**Source extract**
Focus the overhead optics onto the cantilever and then carefully lower the tungsten tip down to within several micrometers of the cantilever. Using the same technique as described in 8.3, place the sphere on the end of the cantilever (avoid contact with the integrated tip of the cantilever). Place the sphere close to the centerline of the long axis of the cantilever near the integrated tip (Fig. C2).

Fig. C2.

Placement of the sphere on the center line of the cantilever.

8.6

Once the sphere has been placed onto the cantilever, raise the tungsten tip clear. Record an image of the sphere on the cantilever. Ensure that two measurements can be made from the image(s): (1) The diameter of the sphere, and (2) the position of the (center of) sphere relative to the integrated tip.

8.7

Place the holder (containing the test cantilever) into the AFM head and lock it into place. Focus and optimize the AFM laser optics (on the test cantilever) and perform a resonance frequency analysis on the cantilever as described in 8.1. Once the resonance frequency for the test cantilever has been recorded, remove the holder from the AFM instrument and transport it to the sphere mounting apparatus. At this point it is wise to record an additional image of the sphere location on the cantilever to make sure it has not moved during the resonance frequency measurement.

8.8

In the same fashion as described in 8.3, remove the sphere from the cantilever.

CAUTION: This is often the most difficult and potentially damaging part of the procedure. If contacting the sphere with the tungsten tip proves unsuccessful, there are several alternatives that can be tried. Switching to a less sharp tungsten tip (stronger meniscus forces) that can more easily pick up the sphere usually helps but the sharper tip must be switched back for the next sphere placement. Spheres can often be removed by very carefully “flicking” (oscillating) the end of the cantilever with the tungsten tip. IMPORTANT: extra care is required to avoid catching the edge of the cantilever with the tungsten probe if this later technique is needed. Alternatively, spheres can often be detached by driving the resonance externally with a moderately high amplitude (for example in an AFM). The sphere has been detached when the resonance peak jumps back to the initial (higher) resonance frequency determined in step 8.2 above.

Care must be taken to ensure that the sphere has actually been removed and has not merely moved to the underside of the cantilever. A resonance frequency measurement can confirm this (the frequency should return to the original resonance frequency (f₀)).

8.9

Repeat steps 8.2 – 8.8. It is recommended that a minimum of two sphere measurements are recorded, with a difference of >20 % in diameter for each new sphere added. This will be combined with the unloaded (no added mass) resonance frequency measurement to yield a three point plot. A five sphere (six total data point) plot is more desirable.

8.10

Measure the unloaded resonance frequency of the test cantilever once again as a final step (the value should be within 0.5 % of that acquired before calibration).

9. Sources of Error

The largest potential for error lies in the sizing of the spheres and the estimates for the sphere placement on the cantilever. For this reason, a calibrated optical microscope with digital image capture capabilities is desirable.

10. Precautions

Care needs to be taken in placing the test cantilevers into the AFM holder to avoid breakage. Placement of the sphere onto the cantilever and removal of the spheres is potentially damaging to the cantilever and therefore requires caution.

**What you are asked to do**
Copy word for word the part of the cantilever calibration steps that opens with the words containing "Repeat steps 8.2" and closes with "acquired before calibration).".

**Recorded information**
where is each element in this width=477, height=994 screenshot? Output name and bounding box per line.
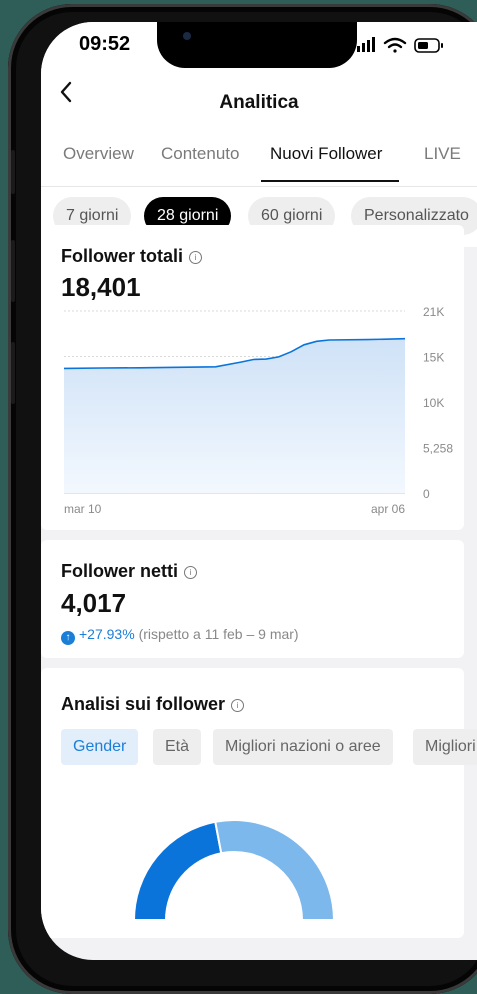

**Reply to the task**
Repeat steps 8.2 – 8.8. It is recommended that a minimum of two sphere measurements are recorded, with a difference of >20 % in diameter for each new sphere added. This will be combined with the unloaded (no added mass) resonance frequency measurement to yield a three point plot. A five sphere (six total data point) plot is more desirable.

8.10

Measure the unloaded resonance frequency of the test cantilever once again as a final step (the value should be within 0.5 % of that acquired before calibration).